Your goal
The result should be an exact copy of the entries below, free of pictures.

**** Exercise data

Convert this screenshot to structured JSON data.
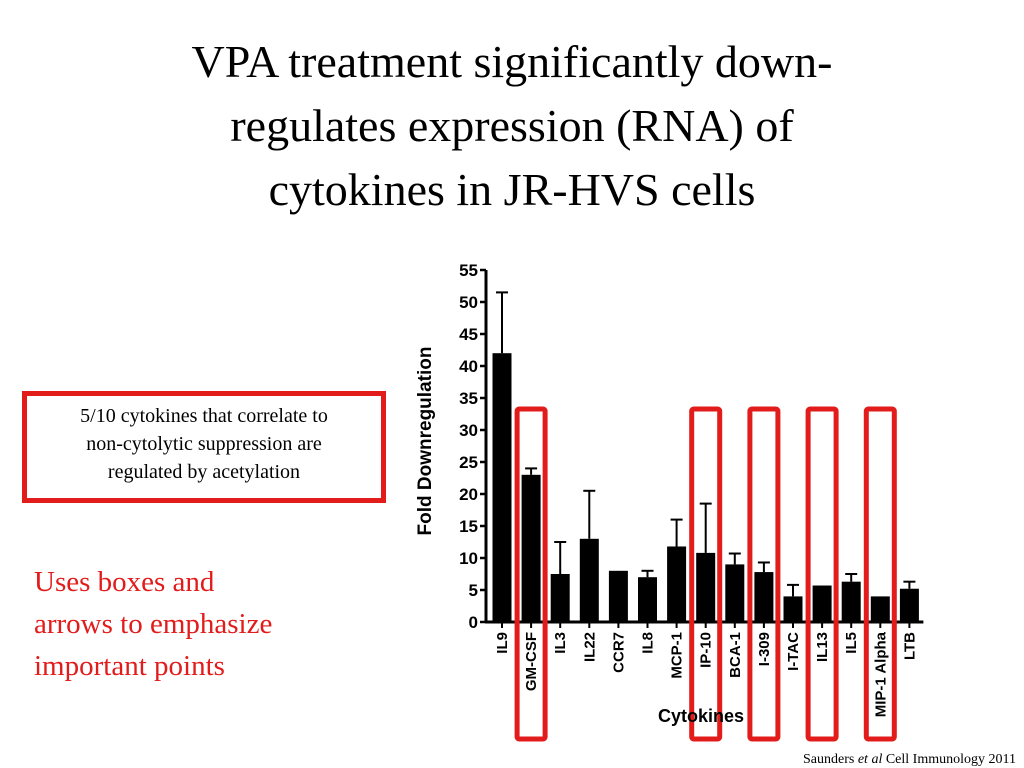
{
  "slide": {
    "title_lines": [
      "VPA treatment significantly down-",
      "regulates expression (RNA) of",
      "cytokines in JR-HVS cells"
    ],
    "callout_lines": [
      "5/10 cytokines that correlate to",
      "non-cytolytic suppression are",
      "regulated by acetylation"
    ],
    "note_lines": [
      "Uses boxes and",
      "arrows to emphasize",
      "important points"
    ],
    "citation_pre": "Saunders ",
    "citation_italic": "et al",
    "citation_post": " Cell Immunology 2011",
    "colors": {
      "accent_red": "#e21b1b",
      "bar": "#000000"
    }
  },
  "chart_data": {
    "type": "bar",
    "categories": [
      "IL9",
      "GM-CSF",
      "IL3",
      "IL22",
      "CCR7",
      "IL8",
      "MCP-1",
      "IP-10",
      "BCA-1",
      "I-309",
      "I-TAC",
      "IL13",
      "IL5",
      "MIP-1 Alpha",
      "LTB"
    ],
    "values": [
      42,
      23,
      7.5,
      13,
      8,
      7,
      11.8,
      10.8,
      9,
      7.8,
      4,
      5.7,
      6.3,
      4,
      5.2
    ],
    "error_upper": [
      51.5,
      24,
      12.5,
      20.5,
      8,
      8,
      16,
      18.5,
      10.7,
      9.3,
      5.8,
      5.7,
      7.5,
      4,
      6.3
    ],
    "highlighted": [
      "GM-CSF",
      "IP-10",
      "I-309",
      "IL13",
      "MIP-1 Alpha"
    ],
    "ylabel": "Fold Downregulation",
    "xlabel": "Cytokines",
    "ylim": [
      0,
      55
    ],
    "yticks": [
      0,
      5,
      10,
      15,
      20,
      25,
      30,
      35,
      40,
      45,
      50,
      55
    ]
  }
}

********

The completed task
Convert this screenshot to structured JSON data.
{
  "slide": {
    "title_lines": [
      "VPA treatment significantly down-",
      "regulates expression (RNA) of",
      "cytokines in JR-HVS cells"
    ],
    "callout_lines": [
      "5/10 cytokines that correlate to",
      "non-cytolytic suppression are",
      "regulated by acetylation"
    ],
    "note_lines": [
      "Uses boxes and",
      "arrows to emphasize",
      "important points"
    ],
    "citation_pre": "Saunders ",
    "citation_italic": "et al",
    "citation_post": " Cell Immunology 2011",
    "colors": {
      "accent_red": "#e21b1b",
      "bar": "#000000"
    }
  },
  "chart_data": {
    "type": "bar",
    "categories": [
      "IL9",
      "GM-CSF",
      "IL3",
      "IL22",
      "CCR7",
      "IL8",
      "MCP-1",
      "IP-10",
      "BCA-1",
      "I-309",
      "I-TAC",
      "IL13",
      "IL5",
      "MIP-1 Alpha",
      "LTB"
    ],
    "values": [
      42,
      23,
      7.5,
      13,
      8,
      7,
      11.8,
      10.8,
      9,
      7.8,
      4,
      5.7,
      6.3,
      4,
      5.2
    ],
    "error_upper": [
      51.5,
      24,
      12.5,
      20.5,
      8,
      8,
      16,
      18.5,
      10.7,
      9.3,
      5.8,
      5.7,
      7.5,
      4,
      6.3
    ],
    "highlighted": [
      "GM-CSF",
      "IP-10",
      "I-309",
      "IL13",
      "MIP-1 Alpha"
    ],
    "ylabel": "Fold Downregulation",
    "xlabel": "Cytokines",
    "ylim": [
      0,
      55
    ],
    "yticks": [
      0,
      5,
      10,
      15,
      20,
      25,
      30,
      35,
      40,
      45,
      50,
      55
    ]
  }
}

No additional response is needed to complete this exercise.